— Start —

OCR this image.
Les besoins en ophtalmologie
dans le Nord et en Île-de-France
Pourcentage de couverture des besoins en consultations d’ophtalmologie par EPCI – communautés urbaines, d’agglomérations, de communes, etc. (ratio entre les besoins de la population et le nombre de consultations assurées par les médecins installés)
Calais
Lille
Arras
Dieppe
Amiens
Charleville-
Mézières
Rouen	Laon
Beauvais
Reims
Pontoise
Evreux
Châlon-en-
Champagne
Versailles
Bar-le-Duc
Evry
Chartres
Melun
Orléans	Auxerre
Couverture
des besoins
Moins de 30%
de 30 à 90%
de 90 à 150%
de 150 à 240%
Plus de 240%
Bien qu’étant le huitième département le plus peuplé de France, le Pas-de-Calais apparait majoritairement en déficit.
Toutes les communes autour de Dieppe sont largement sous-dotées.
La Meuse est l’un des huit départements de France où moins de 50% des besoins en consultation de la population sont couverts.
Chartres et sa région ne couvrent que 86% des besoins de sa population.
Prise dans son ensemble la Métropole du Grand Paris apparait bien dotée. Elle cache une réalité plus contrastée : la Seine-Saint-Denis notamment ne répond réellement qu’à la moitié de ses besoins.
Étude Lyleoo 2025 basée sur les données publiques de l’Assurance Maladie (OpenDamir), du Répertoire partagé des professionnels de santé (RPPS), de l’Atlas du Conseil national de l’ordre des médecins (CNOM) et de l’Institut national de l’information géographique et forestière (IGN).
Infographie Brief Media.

— End —

_WRITTEN PROBLEM_: Every record above should be copied exactly.

_OUTPUT OF THE EXERCISE_:
OCR this image.
Les besoins en ophtalmologie
dans le Nord et en Île-de-France
Pourcentage de couverture des besoins en consultations d’ophtalmologie par EPCI – communautés urbaines, d’agglomérations, de communes, etc. (ratio entre les besoins de la population et le nombre de consultations assurées par les médecins installés)
Calais
Lille
Arras
Dieppe
Amiens
Charleville-
Mézières
Rouen	Laon
Beauvais
Reims
Pontoise
Evreux
Châlon-en-
Champagne
Versailles
Bar-le-Duc
Evry
Chartres
Melun
Orléans	Auxerre
Couverture
des besoins
Moins de 30%
de 30 à 90%
de 90 à 150%
de 150 à 240%
Plus de 240%
Bien qu’étant le huitième département le plus peuplé de France, le Pas-de-Calais apparait majoritairement en déficit.
Toutes les communes autour de Dieppe sont largement sous-dotées.
La Meuse est l’un des huit départements de France où moins de 50% des besoins en consultation de la population sont couverts.
Chartres et sa région ne couvrent que 86% des besoins de sa population.
Prise dans son ensemble la Métropole du Grand Paris apparait bien dotée. Elle cache une réalité plus contrastée : la Seine-Saint-Denis notamment ne répond réellement qu’à la moitié de ses besoins.
Étude Lyleoo 2025 basée sur les données publiques de l’Assurance Maladie (OpenDamir), du Répertoire partagé des professionnels de santé (RPPS), de l’Atlas du Conseil national de l’ordre des médecins (CNOM) et de l’Institut national de l’information géographique et forestière (IGN).
Infographie Brief Media.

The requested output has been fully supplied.